→ **Exercise details**
Transcribe all the records with complete accuracy.

→ **Rows**
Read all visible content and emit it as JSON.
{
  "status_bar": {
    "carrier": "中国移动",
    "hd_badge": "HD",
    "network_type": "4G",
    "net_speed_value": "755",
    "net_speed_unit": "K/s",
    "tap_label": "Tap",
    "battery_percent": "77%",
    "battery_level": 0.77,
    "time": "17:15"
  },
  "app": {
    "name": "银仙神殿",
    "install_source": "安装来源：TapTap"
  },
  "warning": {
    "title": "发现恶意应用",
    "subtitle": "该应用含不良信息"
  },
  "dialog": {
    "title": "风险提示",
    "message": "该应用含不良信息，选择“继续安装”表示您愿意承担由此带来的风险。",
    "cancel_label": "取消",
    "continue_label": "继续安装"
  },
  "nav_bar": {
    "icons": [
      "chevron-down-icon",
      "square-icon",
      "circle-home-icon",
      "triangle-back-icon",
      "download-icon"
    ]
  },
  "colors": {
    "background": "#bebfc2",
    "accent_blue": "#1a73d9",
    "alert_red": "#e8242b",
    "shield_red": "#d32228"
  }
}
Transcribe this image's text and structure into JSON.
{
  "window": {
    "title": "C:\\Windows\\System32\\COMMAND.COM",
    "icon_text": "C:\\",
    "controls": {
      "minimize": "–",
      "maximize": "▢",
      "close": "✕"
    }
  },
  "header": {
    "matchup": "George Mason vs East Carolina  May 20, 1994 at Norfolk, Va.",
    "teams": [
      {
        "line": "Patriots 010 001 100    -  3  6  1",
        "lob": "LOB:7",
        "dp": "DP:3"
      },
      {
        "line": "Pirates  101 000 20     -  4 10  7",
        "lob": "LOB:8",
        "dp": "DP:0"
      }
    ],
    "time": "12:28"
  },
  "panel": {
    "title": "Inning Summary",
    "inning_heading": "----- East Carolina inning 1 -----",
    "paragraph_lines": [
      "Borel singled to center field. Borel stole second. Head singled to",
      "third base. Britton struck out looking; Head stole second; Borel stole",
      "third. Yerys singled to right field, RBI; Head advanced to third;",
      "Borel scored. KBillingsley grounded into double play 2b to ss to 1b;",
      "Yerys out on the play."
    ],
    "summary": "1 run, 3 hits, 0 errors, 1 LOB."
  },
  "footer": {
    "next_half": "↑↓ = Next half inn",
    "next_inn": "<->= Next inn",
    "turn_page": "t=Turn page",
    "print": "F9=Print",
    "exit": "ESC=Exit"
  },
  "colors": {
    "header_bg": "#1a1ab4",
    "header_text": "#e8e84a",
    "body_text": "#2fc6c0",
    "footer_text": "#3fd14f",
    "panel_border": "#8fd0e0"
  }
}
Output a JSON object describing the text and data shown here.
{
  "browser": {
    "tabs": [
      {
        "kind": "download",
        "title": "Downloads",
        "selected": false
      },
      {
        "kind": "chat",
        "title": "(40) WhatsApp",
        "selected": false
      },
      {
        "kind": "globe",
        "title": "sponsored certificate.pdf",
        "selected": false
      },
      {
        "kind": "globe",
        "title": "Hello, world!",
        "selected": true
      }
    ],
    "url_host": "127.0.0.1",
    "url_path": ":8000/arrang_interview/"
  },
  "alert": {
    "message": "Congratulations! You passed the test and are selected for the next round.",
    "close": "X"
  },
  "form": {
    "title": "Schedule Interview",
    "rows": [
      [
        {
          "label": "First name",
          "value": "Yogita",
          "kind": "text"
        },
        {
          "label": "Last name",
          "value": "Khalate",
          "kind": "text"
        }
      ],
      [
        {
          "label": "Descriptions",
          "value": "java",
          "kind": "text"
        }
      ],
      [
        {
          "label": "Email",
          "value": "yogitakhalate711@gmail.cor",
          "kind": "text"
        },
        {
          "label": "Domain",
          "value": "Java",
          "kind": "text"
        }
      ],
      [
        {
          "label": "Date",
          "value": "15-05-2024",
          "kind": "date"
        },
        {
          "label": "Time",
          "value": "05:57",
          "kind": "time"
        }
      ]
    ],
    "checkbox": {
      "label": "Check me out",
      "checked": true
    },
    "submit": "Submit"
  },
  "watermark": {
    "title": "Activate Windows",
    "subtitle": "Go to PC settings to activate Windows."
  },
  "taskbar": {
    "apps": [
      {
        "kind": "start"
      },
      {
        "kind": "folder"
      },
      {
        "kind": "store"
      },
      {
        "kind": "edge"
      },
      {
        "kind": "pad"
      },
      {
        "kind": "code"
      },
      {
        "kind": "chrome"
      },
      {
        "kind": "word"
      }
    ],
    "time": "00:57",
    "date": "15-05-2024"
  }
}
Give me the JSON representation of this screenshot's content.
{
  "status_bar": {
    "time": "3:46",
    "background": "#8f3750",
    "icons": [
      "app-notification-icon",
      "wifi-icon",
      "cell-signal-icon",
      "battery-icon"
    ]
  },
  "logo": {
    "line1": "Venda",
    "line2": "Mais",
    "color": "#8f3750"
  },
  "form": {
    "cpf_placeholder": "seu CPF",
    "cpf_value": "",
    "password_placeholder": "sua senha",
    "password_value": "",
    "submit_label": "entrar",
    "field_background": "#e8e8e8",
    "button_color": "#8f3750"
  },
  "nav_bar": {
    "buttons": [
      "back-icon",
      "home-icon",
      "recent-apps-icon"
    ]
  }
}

→ **Result**
Read all visible content and emit it as JSON.
{
  "status_bar": {
    "carrier": "中国移动",
    "hd_badge": "HD",
    "network_type": "4G",
    "net_speed_value": "755",
    "net_speed_unit": "K/s",
    "tap_label": "Tap",
    "battery_percent": "77%",
    "battery_level": 0.77,
    "time": "17:15"
  },
  "app": {
    "name": "银仙神殿",
    "install_source": "安装来源：TapTap"
  },
  "warning": {
    "title": "发现恶意应用",
    "subtitle": "该应用含不良信息"
  },
  "dialog": {
    "title": "风险提示",
    "message": "该应用含不良信息，选择“继续安装”表示您愿意承担由此带来的风险。",
    "cancel_label": "取消",
    "continue_label": "继续安装"
  },
  "nav_bar": {
    "icons": [
      "chevron-down-icon",
      "square-icon",
      "circle-home-icon",
      "triangle-back-icon",
      "download-icon"
    ]
  },
  "colors": {
    "background": "#bebfc2",
    "accent_blue": "#1a73d9",
    "alert_red": "#e8242b",
    "shield_red": "#d32228"
  }
}
Transcribe this image's text and structure into JSON.
{
  "window": {
    "title": "C:\\Windows\\System32\\COMMAND.COM",
    "icon_text": "C:\\",
    "controls": {
      "minimize": "–",
      "maximize": "▢",
      "close": "✕"
    }
  },
  "header": {
    "matchup": "George Mason vs East Carolina  May 20, 1994 at Norfolk, Va.",
    "teams": [
      {
        "line": "Patriots 010 001 100    -  3  6  1",
        "lob": "LOB:7",
        "dp": "DP:3"
      },
      {
        "line": "Pirates  101 000 20     -  4 10  7",
        "lob": "LOB:8",
        "dp": "DP:0"
      }
    ],
    "time": "12:28"
  },
  "panel": {
    "title": "Inning Summary",
    "inning_heading": "----- East Carolina inning 1 -----",
    "paragraph_lines": [
      "Borel singled to center field. Borel stole second. Head singled to",
      "third base. Britton struck out looking; Head stole second; Borel stole",
      "third. Yerys singled to right field, RBI; Head advanced to third;",
      "Borel scored. KBillingsley grounded into double play 2b to ss to 1b;",
      "Yerys out on the play."
    ],
    "summary": "1 run, 3 hits, 0 errors, 1 LOB."
  },
  "footer": {
    "next_half": "↑↓ = Next half inn",
    "next_inn": "<->= Next inn",
    "turn_page": "t=Turn page",
    "print": "F9=Print",
    "exit": "ESC=Exit"
  },
  "colors": {
    "header_bg": "#1a1ab4",
    "header_text": "#e8e84a",
    "body_text": "#2fc6c0",
    "footer_text": "#3fd14f",
    "panel_border": "#8fd0e0"
  }
}
Output a JSON object describing the text and data shown here.
{
  "browser": {
    "tabs": [
      {
        "kind": "download",
        "title": "Downloads",
        "selected": false
      },
      {
        "kind": "chat",
        "title": "(40) WhatsApp",
        "selected": false
      },
      {
        "kind": "globe",
        "title": "sponsored certificate.pdf",
        "selected": false
      },
      {
        "kind": "globe",
        "title": "Hello, world!",
        "selected": true
      }
    ],
    "url_host": "127.0.0.1",
    "url_path": ":8000/arrang_interview/"
  },
  "alert": {
    "message": "Congratulations! You passed the test and are selected for the next round.",
    "close": "X"
  },
  "form": {
    "title": "Schedule Interview",
    "rows": [
      [
        {
          "label": "First name",
          "value": "Yogita",
          "kind": "text"
        },
        {
          "label": "Last name",
          "value": "Khalate",
          "kind": "text"
        }
      ],
      [
        {
          "label": "Descriptions",
          "value": "java",
          "kind": "text"
        }
      ],
      [
        {
          "label": "Email",
          "value": "yogitakhalate711@gmail.cor",
          "kind": "text"
        },
        {
          "label": "Domain",
          "value": "Java",
          "kind": "text"
        }
      ],
      [
        {
          "label": "Date",
          "value": "15-05-2024",
          "kind": "date"
        },
        {
          "label": "Time",
          "value": "05:57",
          "kind": "time"
        }
      ]
    ],
    "checkbox": {
      "label": "Check me out",
      "checked": true
    },
    "submit": "Submit"
  },
  "watermark": {
    "title": "Activate Windows",
    "subtitle": "Go to PC settings to activate Windows."
  },
  "taskbar": {
    "apps": [
      {
        "kind": "start"
      },
      {
        "kind": "folder"
      },
      {
        "kind": "store"
      },
      {
        "kind": "edge"
      },
      {
        "kind": "pad"
      },
      {
        "kind": "code"
      },
      {
        "kind": "chrome"
      },
      {
        "kind": "word"
      }
    ],
    "time": "00:57",
    "date": "15-05-2024"
  }
}
Give me the JSON representation of this screenshot's content.
{
  "status_bar": {
    "time": "3:46",
    "background": "#8f3750",
    "icons": [
      "app-notification-icon",
      "wifi-icon",
      "cell-signal-icon",
      "battery-icon"
    ]
  },
  "logo": {
    "line1": "Venda",
    "line2": "Mais",
    "color": "#8f3750"
  },
  "form": {
    "cpf_placeholder": "seu CPF",
    "cpf_value": "",
    "password_placeholder": "sua senha",
    "password_value": "",
    "submit_label": "entrar",
    "field_background": "#e8e8e8",
    "button_color": "#8f3750"
  },
  "nav_bar": {
    "buttons": [
      "back-icon",
      "home-icon",
      "recent-apps-icon"
    ]
  }
}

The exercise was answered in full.